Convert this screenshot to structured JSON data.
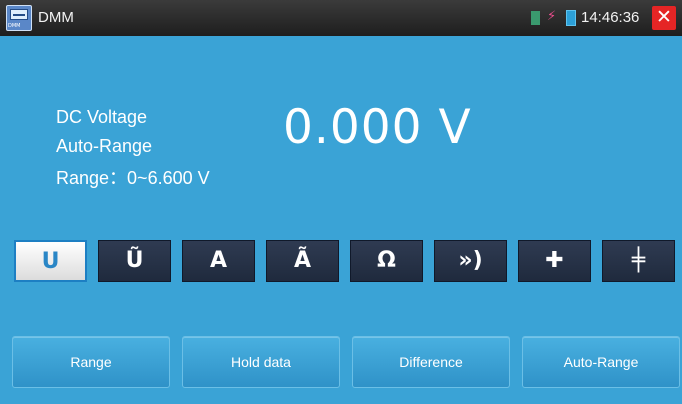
{
  "status_bar": {
    "app_icon": "multimeter-app-icon",
    "app_icon_tag": "DMM",
    "title": "DMM",
    "time": "14:46:36",
    "close_label": "✕",
    "icons": [
      "sd-card-icon",
      "usb-icon",
      "battery-icon"
    ],
    "colors": {
      "close": "#e52525",
      "battery": "#2ca0d8"
    }
  },
  "measurement": {
    "mode": "DC Voltage",
    "range_mode": "Auto-Range",
    "range": "Range：0~6.600 V",
    "value": "0.000 V"
  },
  "mode_buttons": [
    {
      "glyph": "U",
      "icon": "dc-voltage-icon",
      "active": true
    },
    {
      "glyph": "Ũ",
      "icon": "ac-voltage-icon",
      "active": false
    },
    {
      "glyph": "A",
      "icon": "dc-current-icon",
      "active": false
    },
    {
      "glyph": "Ã",
      "icon": "ac-current-icon",
      "active": false
    },
    {
      "glyph": "Ω",
      "icon": "resistance-icon",
      "active": false
    },
    {
      "glyph": "»)",
      "icon": "continuity-icon",
      "active": false
    },
    {
      "glyph": "✚",
      "icon": "diode-icon",
      "active": false
    },
    {
      "glyph": "╪",
      "icon": "capacitance-icon",
      "active": false
    }
  ],
  "action_buttons": {
    "range": "Range",
    "hold": "Hold data",
    "difference": "Difference",
    "auto_range": "Auto-Range"
  },
  "colors": {
    "background": "#3aa3d6",
    "active_mode": "#2a86c6"
  }
}
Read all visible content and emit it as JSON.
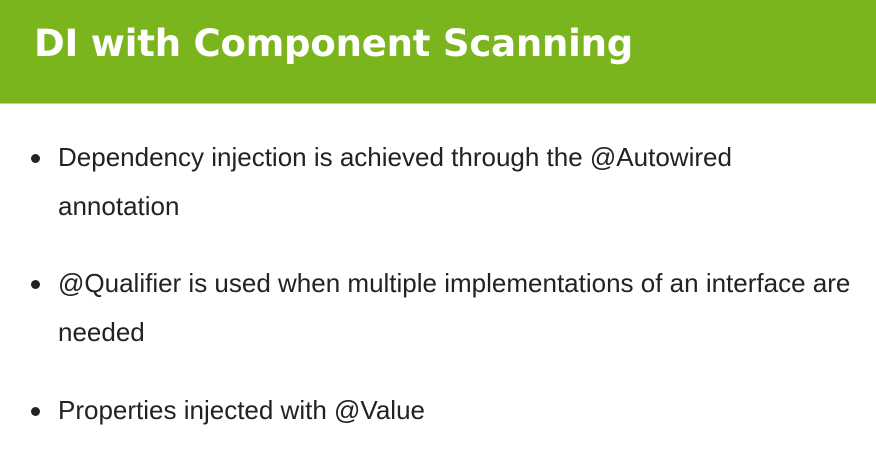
{
  "slide": {
    "title": "DI with Component Scanning",
    "accent_color": "#7ab51d",
    "bullets": [
      {
        "text": "Dependency injection is achieved through the @Autowired annotation"
      },
      {
        "text": "@Qualifier is used when multiple implementations of an interface are needed"
      },
      {
        "text": "Properties injected with @Value"
      }
    ]
  }
}
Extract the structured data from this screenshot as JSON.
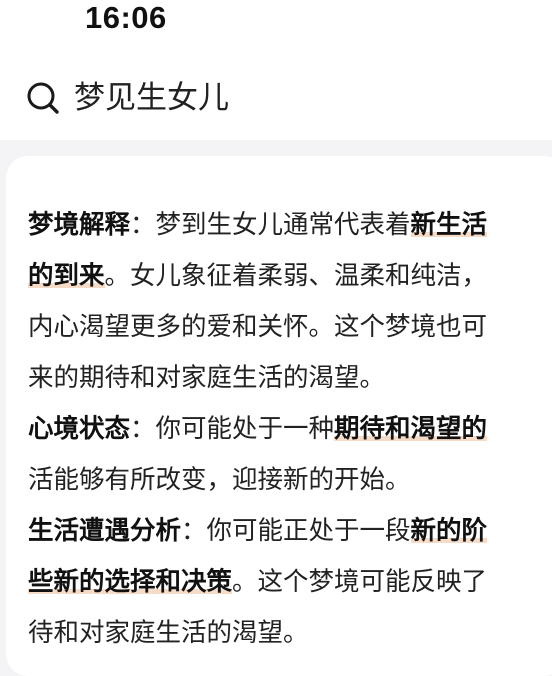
{
  "status_bar": {
    "time": "16:06"
  },
  "search": {
    "icon": "search-icon",
    "query": "梦见生女儿"
  },
  "answer": {
    "lines": [
      [
        {
          "text": "梦境解释",
          "style": "b"
        },
        {
          "text": "：梦到生女儿通常代表着",
          "style": "n"
        },
        {
          "text": "新生活",
          "style": "hl"
        }
      ],
      [
        {
          "text": "的到来",
          "style": "hl"
        },
        {
          "text": "。女儿象征着柔弱、温柔和纯洁，",
          "style": "n"
        }
      ],
      [
        {
          "text": "内心渴望更多的爱和关怀。这个梦境也可",
          "style": "n"
        }
      ],
      [
        {
          "text": "来的期待和对家庭生活的渴望。",
          "style": "n"
        }
      ],
      [
        {
          "text": "心境状态",
          "style": "b"
        },
        {
          "text": "：你可能处于一种",
          "style": "n"
        },
        {
          "text": "期待和渴望的",
          "style": "hl"
        }
      ],
      [
        {
          "text": "活能够有所改变，迎接新的开始。",
          "style": "n"
        }
      ],
      [
        {
          "text": "生活遭遇分析",
          "style": "b"
        },
        {
          "text": "：你可能正处于一段",
          "style": "n"
        },
        {
          "text": "新的阶",
          "style": "hl"
        }
      ],
      [
        {
          "text": "些新的选择和决策",
          "style": "hl"
        },
        {
          "text": "。这个梦境可能反映了",
          "style": "n"
        }
      ],
      [
        {
          "text": "待和对家庭生活的渴望。",
          "style": "n"
        }
      ]
    ]
  }
}
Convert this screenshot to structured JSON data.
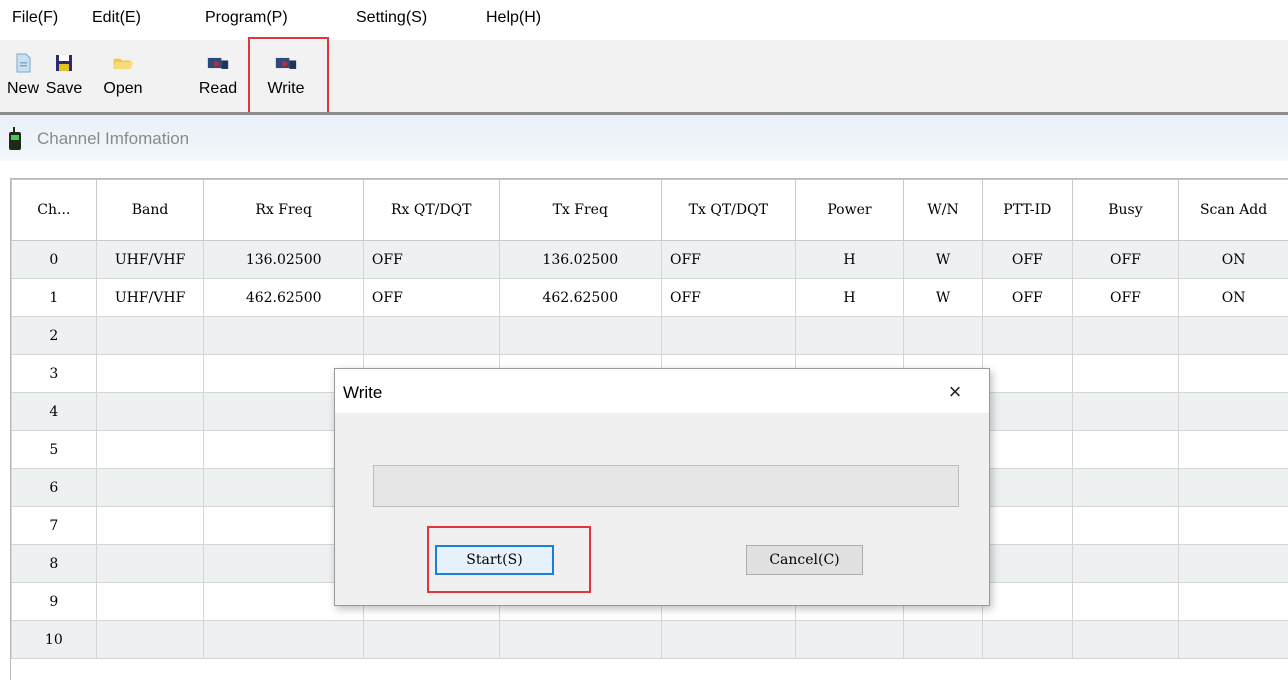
{
  "menu": [
    "File(F)",
    "Edit(E)",
    "Program(P)",
    "Setting(S)",
    "Help(H)"
  ],
  "toolbar": {
    "new_label": "New",
    "save_label": "Save",
    "open_label": "Open",
    "read_label": "Read",
    "write_label": "Write"
  },
  "section": {
    "title": "Channel Imfomation"
  },
  "grid": {
    "columns": [
      "Ch...",
      "Band",
      "Rx Freq",
      "Rx QT/DQT",
      "Tx Freq",
      "Tx QT/DQT",
      "Power",
      "W/N",
      "PTT-ID",
      "Busy",
      "Scan Add"
    ],
    "rows": [
      [
        "0",
        "UHF/VHF",
        "136.02500",
        "OFF",
        "136.02500",
        "OFF",
        "H",
        "W",
        "OFF",
        "OFF",
        "ON"
      ],
      [
        "1",
        "UHF/VHF",
        "462.62500",
        "OFF",
        "462.62500",
        "OFF",
        "H",
        "W",
        "OFF",
        "OFF",
        "ON"
      ],
      [
        "2",
        "",
        "",
        "",
        "",
        "",
        "",
        "",
        "",
        "",
        ""
      ],
      [
        "3",
        "",
        "",
        "",
        "",
        "",
        "",
        "",
        "",
        "",
        ""
      ],
      [
        "4",
        "",
        "",
        "",
        "",
        "",
        "",
        "",
        "",
        "",
        ""
      ],
      [
        "5",
        "",
        "",
        "",
        "",
        "",
        "",
        "",
        "",
        "",
        ""
      ],
      [
        "6",
        "",
        "",
        "",
        "",
        "",
        "",
        "",
        "",
        "",
        ""
      ],
      [
        "7",
        "",
        "",
        "",
        "",
        "",
        "",
        "",
        "",
        "",
        ""
      ],
      [
        "8",
        "",
        "",
        "",
        "",
        "",
        "",
        "",
        "",
        "",
        ""
      ],
      [
        "9",
        "",
        "",
        "",
        "",
        "",
        "",
        "",
        "",
        "",
        ""
      ],
      [
        "10",
        "",
        "",
        "",
        "",
        "",
        "",
        "",
        "",
        "",
        ""
      ]
    ]
  },
  "dialog": {
    "title": "Write",
    "close_glyph": "×",
    "start_label": "Start(S)",
    "cancel_label": "Cancel(C)"
  },
  "colors": {
    "highlight": "#e0383a",
    "focus": "#1a7fd8"
  }
}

◇ ◇ ◇ ◇ ◇ ◇ ◇

SHORT TASK: Reproduce every record above exactly, but leave out the pictures.

SOLUTION:
Convert this screenshot to structured JSON data.
{
  "status_bar": {
    "app_icon": "multimeter-app-icon",
    "app_icon_tag": "DMM",
    "title": "DMM",
    "time": "14:46:36",
    "close_label": "✕",
    "icons": [
      "sd-card-icon",
      "usb-icon",
      "battery-icon"
    ],
    "colors": {
      "close": "#e52525",
      "battery": "#2ca0d8"
    }
  },
  "measurement": {
    "mode": "DC Voltage",
    "range_mode": "Auto-Range",
    "range": "Range：0~6.600 V",
    "value": "0.000 V"
  },
  "mode_buttons": [
    {
      "glyph": "U",
      "icon": "dc-voltage-icon",
      "active": true
    },
    {
      "glyph": "Ũ",
      "icon": "ac-voltage-icon",
      "active": false
    },
    {
      "glyph": "A",
      "icon": "dc-current-icon",
      "active": false
    },
    {
      "glyph": "Ã",
      "icon": "ac-current-icon",
      "active": false
    },
    {
      "glyph": "Ω",
      "icon": "resistance-icon",
      "active": false
    },
    {
      "glyph": "»)",
      "icon": "continuity-icon",
      "active": false
    },
    {
      "glyph": "✚",
      "icon": "diode-icon",
      "active": false
    },
    {
      "glyph": "╪",
      "icon": "capacitance-icon",
      "active": false
    }
  ],
  "action_buttons": {
    "range": "Range",
    "hold": "Hold data",
    "difference": "Difference",
    "auto_range": "Auto-Range"
  },
  "colors": {
    "background": "#3aa3d6",
    "active_mode": "#2a86c6"
  }
}
Read all visible content and emit it as JSON.
{
  "slide": {
    "title": "DI with Component Scanning",
    "accent_color": "#7ab51d",
    "bullets": [
      {
        "text": "Dependency injection is achieved through the @Autowired annotation"
      },
      {
        "text": "@Qualifier is used when multiple implementations of an interface are needed"
      },
      {
        "text": "Properties injected with @Value"
      }
    ]
  }
}
Extract the structured data from this screenshot as JSON.
{
  "status_bar": {
    "time": "16:06"
  },
  "search": {
    "icon": "search-icon",
    "query": "梦见生女儿"
  },
  "answer": {
    "lines": [
      [
        {
          "text": "梦境解释",
          "style": "b"
        },
        {
          "text": "：梦到生女儿通常代表着",
          "style": "n"
        },
        {
          "text": "新生活",
          "style": "hl"
        }
      ],
      [
        {
          "text": "的到来",
          "style": "hl"
        },
        {
          "text": "。女儿象征着柔弱、温柔和纯洁，",
          "style": "n"
        }
      ],
      [
        {
          "text": "内心渴望更多的爱和关怀。这个梦境也可",
          "style": "n"
        }
      ],
      [
        {
          "text": "来的期待和对家庭生活的渴望。",
          "style": "n"
        }
      ],
      [
        {
          "text": "心境状态",
          "style": "b"
        },
        {
          "text": "：你可能处于一种",
          "style": "n"
        },
        {
          "text": "期待和渴望的",
          "style": "hl"
        }
      ],
      [
        {
          "text": "活能够有所改变，迎接新的开始。",
          "style": "n"
        }
      ],
      [
        {
          "text": "生活遭遇分析",
          "style": "b"
        },
        {
          "text": "：你可能正处于一段",
          "style": "n"
        },
        {
          "text": "新的阶",
          "style": "hl"
        }
      ],
      [
        {
          "text": "些新的选择和决策",
          "style": "hl"
        },
        {
          "text": "。这个梦境可能反映了",
          "style": "n"
        }
      ],
      [
        {
          "text": "待和对家庭生活的渴望。",
          "style": "n"
        }
      ]
    ]
  }
}
Convert this screenshot to structured JSON data.
{
  "menu": [
    "File(F)",
    "Edit(E)",
    "Program(P)",
    "Setting(S)",
    "Help(H)"
  ],
  "toolbar": {
    "new_label": "New",
    "save_label": "Save",
    "open_label": "Open",
    "read_label": "Read",
    "write_label": "Write"
  },
  "section": {
    "title": "Channel Imfomation"
  },
  "grid": {
    "columns": [
      "Ch...",
      "Band",
      "Rx Freq",
      "Rx QT/DQT",
      "Tx Freq",
      "Tx QT/DQT",
      "Power",
      "W/N",
      "PTT-ID",
      "Busy",
      "Scan Add"
    ],
    "rows": [
      [
        "0",
        "UHF/VHF",
        "136.02500",
        "OFF",
        "136.02500",
        "OFF",
        "H",
        "W",
        "OFF",
        "OFF",
        "ON"
      ],
      [
        "1",
        "UHF/VHF",
        "462.62500",
        "OFF",
        "462.62500",
        "OFF",
        "H",
        "W",
        "OFF",
        "OFF",
        "ON"
      ],
      [
        "2",
        "",
        "",
        "",
        "",
        "",
        "",
        "",
        "",
        "",
        ""
      ],
      [
        "3",
        "",
        "",
        "",
        "",
        "",
        "",
        "",
        "",
        "",
        ""
      ],
      [
        "4",
        "",
        "",
        "",
        "",
        "",
        "",
        "",
        "",
        "",
        ""
      ],
      [
        "5",
        "",
        "",
        "",
        "",
        "",
        "",
        "",
        "",
        "",
        ""
      ],
      [
        "6",
        "",
        "",
        "",
        "",
        "",
        "",
        "",
        "",
        "",
        ""
      ],
      [
        "7",
        "",
        "",
        "",
        "",
        "",
        "",
        "",
        "",
        "",
        ""
      ],
      [
        "8",
        "",
        "",
        "",
        "",
        "",
        "",
        "",
        "",
        "",
        ""
      ],
      [
        "9",
        "",
        "",
        "",
        "",
        "",
        "",
        "",
        "",
        "",
        ""
      ],
      [
        "10",
        "",
        "",
        "",
        "",
        "",
        "",
        "",
        "",
        "",
        ""
      ]
    ]
  },
  "dialog": {
    "title": "Write",
    "close_glyph": "×",
    "start_label": "Start(S)",
    "cancel_label": "Cancel(C)"
  },
  "colors": {
    "highlight": "#e0383a",
    "focus": "#1a7fd8"
  }
}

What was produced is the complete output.